### WHAT TO WORK ON
Counting only lines that hold "广州白云", give the total and nothing more.

### INPUT DATA
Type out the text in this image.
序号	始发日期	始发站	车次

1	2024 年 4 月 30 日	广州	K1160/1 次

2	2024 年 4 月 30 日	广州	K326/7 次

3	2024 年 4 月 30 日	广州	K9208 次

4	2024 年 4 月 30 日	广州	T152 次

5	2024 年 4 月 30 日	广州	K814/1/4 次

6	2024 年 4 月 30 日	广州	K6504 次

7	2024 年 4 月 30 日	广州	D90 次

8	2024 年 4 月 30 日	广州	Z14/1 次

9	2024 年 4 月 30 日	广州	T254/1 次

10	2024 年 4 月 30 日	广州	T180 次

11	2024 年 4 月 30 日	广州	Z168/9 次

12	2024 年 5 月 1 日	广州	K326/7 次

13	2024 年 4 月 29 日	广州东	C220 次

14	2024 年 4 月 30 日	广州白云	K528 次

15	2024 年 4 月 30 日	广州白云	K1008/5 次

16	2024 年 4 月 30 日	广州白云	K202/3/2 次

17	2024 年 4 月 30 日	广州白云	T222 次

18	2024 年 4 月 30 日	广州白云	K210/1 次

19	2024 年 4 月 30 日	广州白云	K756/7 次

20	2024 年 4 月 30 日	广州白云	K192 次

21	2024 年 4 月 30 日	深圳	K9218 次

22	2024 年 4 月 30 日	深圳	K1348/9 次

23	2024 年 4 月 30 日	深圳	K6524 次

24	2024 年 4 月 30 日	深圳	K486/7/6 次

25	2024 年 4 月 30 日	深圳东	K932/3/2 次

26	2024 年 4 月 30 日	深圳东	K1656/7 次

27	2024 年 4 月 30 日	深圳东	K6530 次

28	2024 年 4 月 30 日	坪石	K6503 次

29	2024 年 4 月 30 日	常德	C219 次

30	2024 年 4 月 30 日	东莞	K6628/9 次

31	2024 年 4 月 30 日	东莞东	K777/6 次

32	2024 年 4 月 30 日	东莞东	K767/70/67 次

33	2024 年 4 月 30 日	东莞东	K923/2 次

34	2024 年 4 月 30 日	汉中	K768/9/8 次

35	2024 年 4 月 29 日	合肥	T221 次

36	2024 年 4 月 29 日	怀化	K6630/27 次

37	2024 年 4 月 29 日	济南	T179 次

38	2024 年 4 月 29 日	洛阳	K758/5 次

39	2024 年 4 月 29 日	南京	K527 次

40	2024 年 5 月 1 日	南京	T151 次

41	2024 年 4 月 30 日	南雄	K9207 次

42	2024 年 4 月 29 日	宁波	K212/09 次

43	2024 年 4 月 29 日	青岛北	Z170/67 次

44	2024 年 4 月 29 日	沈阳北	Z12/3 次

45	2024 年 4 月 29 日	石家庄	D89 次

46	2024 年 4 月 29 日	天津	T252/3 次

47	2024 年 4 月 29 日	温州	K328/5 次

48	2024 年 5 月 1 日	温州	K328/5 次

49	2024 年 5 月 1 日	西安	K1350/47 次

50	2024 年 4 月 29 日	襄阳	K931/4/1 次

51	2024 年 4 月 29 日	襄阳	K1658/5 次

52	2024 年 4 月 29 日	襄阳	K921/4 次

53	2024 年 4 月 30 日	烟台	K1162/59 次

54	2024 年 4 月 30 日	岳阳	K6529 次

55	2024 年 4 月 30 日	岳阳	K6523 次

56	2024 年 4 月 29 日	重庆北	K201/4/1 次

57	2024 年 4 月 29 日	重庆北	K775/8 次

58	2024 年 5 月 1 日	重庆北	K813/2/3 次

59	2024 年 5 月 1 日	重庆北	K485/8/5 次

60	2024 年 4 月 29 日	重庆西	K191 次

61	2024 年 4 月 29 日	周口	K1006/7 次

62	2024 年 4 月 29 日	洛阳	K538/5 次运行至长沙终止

### SOLUTION FOR THIS EXERCISE
7